YOUR INSTRUCTIONS: Every entry in the data below needs to be repeated exactly.

[Dataset records of page text]
- Opening Delimiter -

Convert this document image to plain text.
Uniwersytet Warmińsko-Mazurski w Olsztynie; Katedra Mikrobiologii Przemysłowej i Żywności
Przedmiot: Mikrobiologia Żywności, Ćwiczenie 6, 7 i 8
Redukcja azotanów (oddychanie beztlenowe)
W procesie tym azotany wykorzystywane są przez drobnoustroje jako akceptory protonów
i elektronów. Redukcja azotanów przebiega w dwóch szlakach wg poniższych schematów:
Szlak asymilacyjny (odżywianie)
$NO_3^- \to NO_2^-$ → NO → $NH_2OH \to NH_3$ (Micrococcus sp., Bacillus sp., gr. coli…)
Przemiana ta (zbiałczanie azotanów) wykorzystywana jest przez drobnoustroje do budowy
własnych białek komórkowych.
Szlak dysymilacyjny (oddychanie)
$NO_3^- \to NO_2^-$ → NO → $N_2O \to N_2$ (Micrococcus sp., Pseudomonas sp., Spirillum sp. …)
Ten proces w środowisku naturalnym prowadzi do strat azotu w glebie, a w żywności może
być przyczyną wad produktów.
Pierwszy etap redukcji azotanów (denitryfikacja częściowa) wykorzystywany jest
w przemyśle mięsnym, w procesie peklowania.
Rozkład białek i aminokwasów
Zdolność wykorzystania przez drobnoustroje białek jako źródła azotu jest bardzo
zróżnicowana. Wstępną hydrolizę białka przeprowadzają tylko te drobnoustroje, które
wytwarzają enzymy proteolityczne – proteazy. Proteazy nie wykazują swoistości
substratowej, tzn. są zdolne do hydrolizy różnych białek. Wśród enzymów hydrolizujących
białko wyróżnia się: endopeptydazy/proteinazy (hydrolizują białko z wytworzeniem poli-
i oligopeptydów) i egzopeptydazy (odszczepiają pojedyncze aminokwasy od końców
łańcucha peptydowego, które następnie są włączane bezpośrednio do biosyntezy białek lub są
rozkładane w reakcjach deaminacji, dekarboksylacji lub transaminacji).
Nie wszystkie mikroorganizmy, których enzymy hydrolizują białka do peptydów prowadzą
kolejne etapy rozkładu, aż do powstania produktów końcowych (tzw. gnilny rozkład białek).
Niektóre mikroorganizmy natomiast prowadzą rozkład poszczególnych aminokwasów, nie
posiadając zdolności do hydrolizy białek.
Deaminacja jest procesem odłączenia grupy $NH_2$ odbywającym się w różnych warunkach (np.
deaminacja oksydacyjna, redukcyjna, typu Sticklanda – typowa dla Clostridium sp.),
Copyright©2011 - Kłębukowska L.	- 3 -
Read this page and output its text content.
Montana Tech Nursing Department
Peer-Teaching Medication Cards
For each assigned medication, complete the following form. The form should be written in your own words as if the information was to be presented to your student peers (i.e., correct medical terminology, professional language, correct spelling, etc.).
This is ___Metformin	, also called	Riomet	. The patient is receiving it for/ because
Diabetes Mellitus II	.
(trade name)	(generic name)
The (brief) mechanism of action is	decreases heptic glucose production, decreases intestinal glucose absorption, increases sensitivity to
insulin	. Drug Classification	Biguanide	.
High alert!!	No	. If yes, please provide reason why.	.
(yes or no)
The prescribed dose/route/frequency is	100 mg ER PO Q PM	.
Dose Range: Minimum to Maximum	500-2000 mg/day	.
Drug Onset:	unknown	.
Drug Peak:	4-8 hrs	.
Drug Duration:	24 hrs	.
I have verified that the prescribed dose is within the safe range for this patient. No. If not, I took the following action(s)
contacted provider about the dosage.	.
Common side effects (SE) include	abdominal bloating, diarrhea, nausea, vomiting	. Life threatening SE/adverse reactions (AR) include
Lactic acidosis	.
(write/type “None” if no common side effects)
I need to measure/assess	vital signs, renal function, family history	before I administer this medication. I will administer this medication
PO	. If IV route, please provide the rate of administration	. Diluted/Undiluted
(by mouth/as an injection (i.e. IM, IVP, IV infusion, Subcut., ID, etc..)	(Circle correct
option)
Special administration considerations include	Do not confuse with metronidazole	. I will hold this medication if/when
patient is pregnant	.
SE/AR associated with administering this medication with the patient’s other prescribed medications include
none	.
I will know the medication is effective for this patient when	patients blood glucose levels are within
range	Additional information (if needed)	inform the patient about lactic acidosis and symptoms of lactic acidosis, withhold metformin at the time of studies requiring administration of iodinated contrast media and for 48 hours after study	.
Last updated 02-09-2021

- Closing Delimiter -

RESPONSE AREA:
Convert this document image to plain text.
Uniwersytet Warmińsko-Mazurski w Olsztynie; Katedra Mikrobiologii Przemysłowej i Żywności
Przedmiot: Mikrobiologia Żywności, Ćwiczenie 6, 7 i 8
Redukcja azotanów (oddychanie beztlenowe)
W procesie tym azotany wykorzystywane są przez drobnoustroje jako akceptory protonów
i elektronów. Redukcja azotanów przebiega w dwóch szlakach wg poniższych schematów:
Szlak asymilacyjny (odżywianie)
$NO_3^- \to NO_2^-$ → NO → $NH_2OH \to NH_3$ (Micrococcus sp., Bacillus sp., gr. coli…)
Przemiana ta (zbiałczanie azotanów) wykorzystywana jest przez drobnoustroje do budowy
własnych białek komórkowych.
Szlak dysymilacyjny (oddychanie)
$NO_3^- \to NO_2^-$ → NO → $N_2O \to N_2$ (Micrococcus sp., Pseudomonas sp., Spirillum sp. …)
Ten proces w środowisku naturalnym prowadzi do strat azotu w glebie, a w żywności może
być przyczyną wad produktów.
Pierwszy etap redukcji azotanów (denitryfikacja częściowa) wykorzystywany jest
w przemyśle mięsnym, w procesie peklowania.
Rozkład białek i aminokwasów
Zdolność wykorzystania przez drobnoustroje białek jako źródła azotu jest bardzo
zróżnicowana. Wstępną hydrolizę białka przeprowadzają tylko te drobnoustroje, które
wytwarzają enzymy proteolityczne – proteazy. Proteazy nie wykazują swoistości
substratowej, tzn. są zdolne do hydrolizy różnych białek. Wśród enzymów hydrolizujących
białko wyróżnia się: endopeptydazy/proteinazy (hydrolizują białko z wytworzeniem poli-
i oligopeptydów) i egzopeptydazy (odszczepiają pojedyncze aminokwasy od końców
łańcucha peptydowego, które następnie są włączane bezpośrednio do biosyntezy białek lub są
rozkładane w reakcjach deaminacji, dekarboksylacji lub transaminacji).
Nie wszystkie mikroorganizmy, których enzymy hydrolizują białka do peptydów prowadzą
kolejne etapy rozkładu, aż do powstania produktów końcowych (tzw. gnilny rozkład białek).
Niektóre mikroorganizmy natomiast prowadzą rozkład poszczególnych aminokwasów, nie
posiadając zdolności do hydrolizy białek.
Deaminacja jest procesem odłączenia grupy $NH_2$ odbywającym się w różnych warunkach (np.
deaminacja oksydacyjna, redukcyjna, typu Sticklanda – typowa dla Clostridium sp.),
Copyright©2011 - Kłębukowska L.	- 3 -
Read this page and output its text content.
Montana Tech Nursing Department
Peer-Teaching Medication Cards
For each assigned medication, complete the following form. The form should be written in your own words as if the information was to be presented to your student peers (i.e., correct medical terminology, professional language, correct spelling, etc.).
This is ___Metformin	, also called	Riomet	. The patient is receiving it for/ because
Diabetes Mellitus II	.
(trade name)	(generic name)
The (brief) mechanism of action is	decreases heptic glucose production, decreases intestinal glucose absorption, increases sensitivity to
insulin	. Drug Classification	Biguanide	.
High alert!!	No	. If yes, please provide reason why.	.
(yes or no)
The prescribed dose/route/frequency is	100 mg ER PO Q PM	.
Dose Range: Minimum to Maximum	500-2000 mg/day	.
Drug Onset:	unknown	.
Drug Peak:	4-8 hrs	.
Drug Duration:	24 hrs	.
I have verified that the prescribed dose is within the safe range for this patient. No. If not, I took the following action(s)
contacted provider about the dosage.	.
Common side effects (SE) include	abdominal bloating, diarrhea, nausea, vomiting	. Life threatening SE/adverse reactions (AR) include
Lactic acidosis	.
(write/type “None” if no common side effects)
I need to measure/assess	vital signs, renal function, family history	before I administer this medication. I will administer this medication
PO	. If IV route, please provide the rate of administration	. Diluted/Undiluted
(by mouth/as an injection (i.e. IM, IVP, IV infusion, Subcut., ID, etc..)	(Circle correct
option)
Special administration considerations include	Do not confuse with metronidazole	. I will hold this medication if/when
patient is pregnant	.
SE/AR associated with administering this medication with the patient’s other prescribed medications include
none	.
I will know the medication is effective for this patient when	patients blood glucose levels are within
range	Additional information (if needed)	inform the patient about lactic acidosis and symptoms of lactic acidosis, withhold metformin at the time of studies requiring administration of iodinated contrast media and for 48 hours after study	.
Last updated 02-09-2021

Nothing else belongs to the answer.